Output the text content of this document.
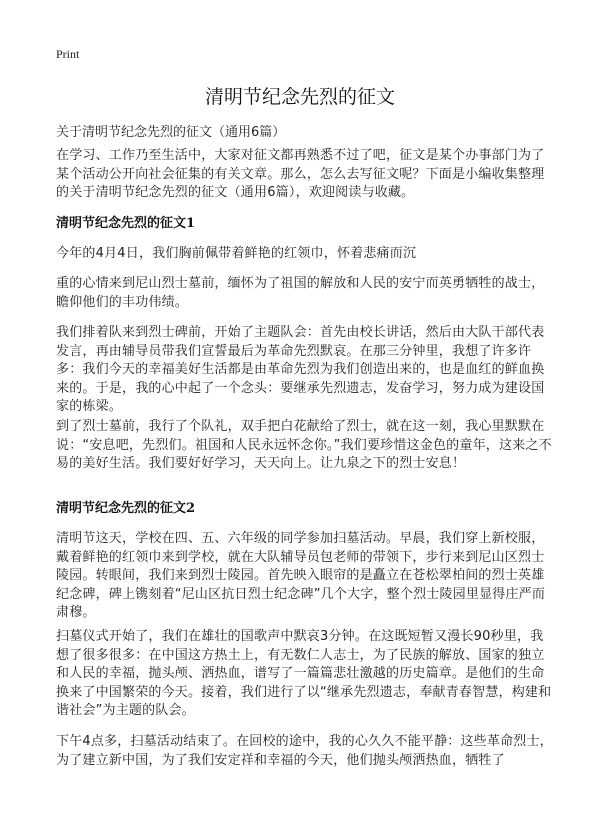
Print
清明节纪念先烈的征文
关于清明节纪念先烈的征文（通用6篇）

在学习、工作乃至生活中，大家对征文都再熟悉不过了吧，征文是某个办事部门为了某个活动公开向社会征集的有关文章。那么，怎么去写征文呢？下面是小编收集整理的关于清明节纪念先烈的征文（通用6篇），欢迎阅读与收藏。

清明节纪念先烈的征文1

今年的4月4日，我们胸前佩带着鲜艳的红领巾，怀着悲痛而沉

重的心情来到尼山烈士墓前，缅怀为了祖国的解放和人民的安宁而英勇牺牲的战士，瞻仰他们的丰功伟绩。

我们排着队来到烈士碑前，开始了主题队会：首先由校长讲话，然后由大队干部代表发言，再由辅导员带我们宣誓最后为革命先烈默哀。在那三分钟里，我想了许多许多：我们今天的幸福美好生活都是由革命先烈为我们创造出来的，也是血红的鲜血换来的。于是，我的心中起了一个念头：要继承先烈遗志，发奋学习，努力成为建设国家的栋梁。

到了烈士墓前，我行了个队礼，双手把白花献给了烈士，就在这一刻，我心里默默在说：“安息吧，先烈们。祖国和人民永远怀念你。”我们要珍惜这金色的童年，这来之不易的美好生活。我们要好好学习，天天向上。让九泉之下的烈士安息！

清明节纪念先烈的征文2

清明节这天，学校在四、五、六年级的同学参加扫墓活动。早晨，我们穿上新校服，戴着鲜艳的红领巾来到学校，就在大队辅导员包老师的带领下，步行来到尼山区烈士陵园。转眼间，我们来到烈士陵园。首先映入眼帘的是矗立在苍松翠柏间的烈士英雄纪念碑，碑上镌刻着“尼山区抗日烈士纪念碑”几个大字，整个烈士陵园里显得庄严而肃穆。

扫墓仪式开始了，我们在雄壮的国歌声中默哀3分钟。在这既短暂又漫长90秒里，我想了很多很多：在中国这方热土上，有无数仁人志士，为了民族的解放、国家的独立和人民的幸福，抛头颅、洒热血，谱写了一篇篇悲壮激越的历史篇章。是他们的生命换来了中国繁荣的今天。接着，我们进行了以“继承先烈遗志，奉献青春智慧，构建和谐社会”为主题的队会。

下午4点多，扫墓活动结束了。在回校的途中，我的心久久不能平静：这些革命烈士，为了建立新中国，为了我们安定祥和幸福的今天，他们抛头颅洒热血，牺牲了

-*-*-

From the records given above, reproduce all text exactly and exclude each picture.

## [Completed exercise]
Output the text content of this document.
Print
清明节纪念先烈的征文
关于清明节纪念先烈的征文（通用6篇）

在学习、工作乃至生活中，大家对征文都再熟悉不过了吧，征文是某个办事部门为了某个活动公开向社会征集的有关文章。那么，怎么去写征文呢？下面是小编收集整理的关于清明节纪念先烈的征文（通用6篇），欢迎阅读与收藏。

清明节纪念先烈的征文1

今年的4月4日，我们胸前佩带着鲜艳的红领巾，怀着悲痛而沉

重的心情来到尼山烈士墓前，缅怀为了祖国的解放和人民的安宁而英勇牺牲的战士，瞻仰他们的丰功伟绩。

我们排着队来到烈士碑前，开始了主题队会：首先由校长讲话，然后由大队干部代表发言，再由辅导员带我们宣誓最后为革命先烈默哀。在那三分钟里，我想了许多许多：我们今天的幸福美好生活都是由革命先烈为我们创造出来的，也是血红的鲜血换来的。于是，我的心中起了一个念头：要继承先烈遗志，发奋学习，努力成为建设国家的栋梁。

到了烈士墓前，我行了个队礼，双手把白花献给了烈士，就在这一刻，我心里默默在说：“安息吧，先烈们。祖国和人民永远怀念你。”我们要珍惜这金色的童年，这来之不易的美好生活。我们要好好学习，天天向上。让九泉之下的烈士安息！

清明节纪念先烈的征文2

清明节这天，学校在四、五、六年级的同学参加扫墓活动。早晨，我们穿上新校服，戴着鲜艳的红领巾来到学校，就在大队辅导员包老师的带领下，步行来到尼山区烈士陵园。转眼间，我们来到烈士陵园。首先映入眼帘的是矗立在苍松翠柏间的烈士英雄纪念碑，碑上镌刻着“尼山区抗日烈士纪念碑”几个大字，整个烈士陵园里显得庄严而肃穆。

扫墓仪式开始了，我们在雄壮的国歌声中默哀3分钟。在这既短暂又漫长90秒里，我想了很多很多：在中国这方热土上，有无数仁人志士，为了民族的解放、国家的独立和人民的幸福，抛头颅、洒热血，谱写了一篇篇悲壮激越的历史篇章。是他们的生命换来了中国繁荣的今天。接着，我们进行了以“继承先烈遗志，奉献青春智慧，构建和谐社会”为主题的队会。

下午4点多，扫墓活动结束了。在回校的途中，我的心久久不能平静：这些革命烈士，为了建立新中国，为了我们安定祥和幸福的今天，他们抛头颅洒热血，牺牲了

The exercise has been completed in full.